[Recorded data]
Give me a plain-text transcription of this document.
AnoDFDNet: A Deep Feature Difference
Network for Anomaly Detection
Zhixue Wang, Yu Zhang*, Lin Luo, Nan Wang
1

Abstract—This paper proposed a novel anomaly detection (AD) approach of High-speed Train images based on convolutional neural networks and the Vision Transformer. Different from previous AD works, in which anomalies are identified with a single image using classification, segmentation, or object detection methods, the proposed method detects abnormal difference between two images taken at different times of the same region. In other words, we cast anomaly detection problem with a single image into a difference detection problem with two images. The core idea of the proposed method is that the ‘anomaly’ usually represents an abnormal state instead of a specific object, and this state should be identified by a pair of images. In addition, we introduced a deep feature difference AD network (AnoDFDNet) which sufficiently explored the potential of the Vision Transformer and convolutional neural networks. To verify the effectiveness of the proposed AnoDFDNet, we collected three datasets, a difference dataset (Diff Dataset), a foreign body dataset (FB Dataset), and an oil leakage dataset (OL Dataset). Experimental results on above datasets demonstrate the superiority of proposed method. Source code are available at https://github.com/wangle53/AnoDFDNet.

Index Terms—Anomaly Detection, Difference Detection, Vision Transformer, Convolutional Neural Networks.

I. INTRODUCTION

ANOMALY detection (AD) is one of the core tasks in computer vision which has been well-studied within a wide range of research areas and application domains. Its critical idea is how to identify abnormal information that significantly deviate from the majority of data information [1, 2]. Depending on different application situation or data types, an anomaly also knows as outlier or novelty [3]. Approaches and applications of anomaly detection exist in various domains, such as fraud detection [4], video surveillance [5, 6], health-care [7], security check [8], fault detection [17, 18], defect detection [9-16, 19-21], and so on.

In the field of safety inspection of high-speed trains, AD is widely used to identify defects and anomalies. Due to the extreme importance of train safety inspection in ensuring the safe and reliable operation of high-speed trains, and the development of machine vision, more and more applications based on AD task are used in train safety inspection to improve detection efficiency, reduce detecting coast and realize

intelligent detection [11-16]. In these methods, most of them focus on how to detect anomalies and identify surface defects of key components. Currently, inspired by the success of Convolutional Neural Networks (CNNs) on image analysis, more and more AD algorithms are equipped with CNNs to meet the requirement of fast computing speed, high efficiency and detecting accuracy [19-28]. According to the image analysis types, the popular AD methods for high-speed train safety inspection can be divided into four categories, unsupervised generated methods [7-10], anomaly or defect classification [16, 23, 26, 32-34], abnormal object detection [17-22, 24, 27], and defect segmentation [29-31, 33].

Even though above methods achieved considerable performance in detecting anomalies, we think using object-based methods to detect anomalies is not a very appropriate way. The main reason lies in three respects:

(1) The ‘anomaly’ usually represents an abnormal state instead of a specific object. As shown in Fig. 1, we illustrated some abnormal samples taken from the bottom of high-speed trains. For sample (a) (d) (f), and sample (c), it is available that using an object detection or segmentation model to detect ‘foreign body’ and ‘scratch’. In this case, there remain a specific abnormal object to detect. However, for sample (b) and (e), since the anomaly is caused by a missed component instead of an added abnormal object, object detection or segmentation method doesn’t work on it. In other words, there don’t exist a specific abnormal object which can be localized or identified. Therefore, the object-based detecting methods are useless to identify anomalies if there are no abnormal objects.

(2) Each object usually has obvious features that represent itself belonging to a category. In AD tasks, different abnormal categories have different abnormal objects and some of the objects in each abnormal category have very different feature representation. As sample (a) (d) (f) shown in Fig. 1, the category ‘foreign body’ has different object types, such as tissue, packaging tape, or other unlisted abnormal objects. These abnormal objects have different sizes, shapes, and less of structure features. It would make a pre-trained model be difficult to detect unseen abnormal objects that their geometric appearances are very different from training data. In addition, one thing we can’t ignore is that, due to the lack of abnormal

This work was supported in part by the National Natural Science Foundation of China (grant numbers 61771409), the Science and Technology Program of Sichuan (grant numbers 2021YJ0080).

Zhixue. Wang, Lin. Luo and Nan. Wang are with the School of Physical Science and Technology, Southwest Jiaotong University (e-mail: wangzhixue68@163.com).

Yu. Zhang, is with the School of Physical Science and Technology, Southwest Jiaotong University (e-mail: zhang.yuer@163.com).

:: TASK PROMPT ::
Note each line of the entries that has "University" in it, and copy those lines.

:: REPLY ::
Zhixue. Wang, Lin. Luo and Nan. Wang are with the School of Physical Science and Technology, Southwest Jiaotong University (e-mail: wangzhixue68@163.com).
Yu. Zhang, is with the School of Physical Science and Technology, Southwest Jiaotong University (e-mail: zhang.yuer@163.com).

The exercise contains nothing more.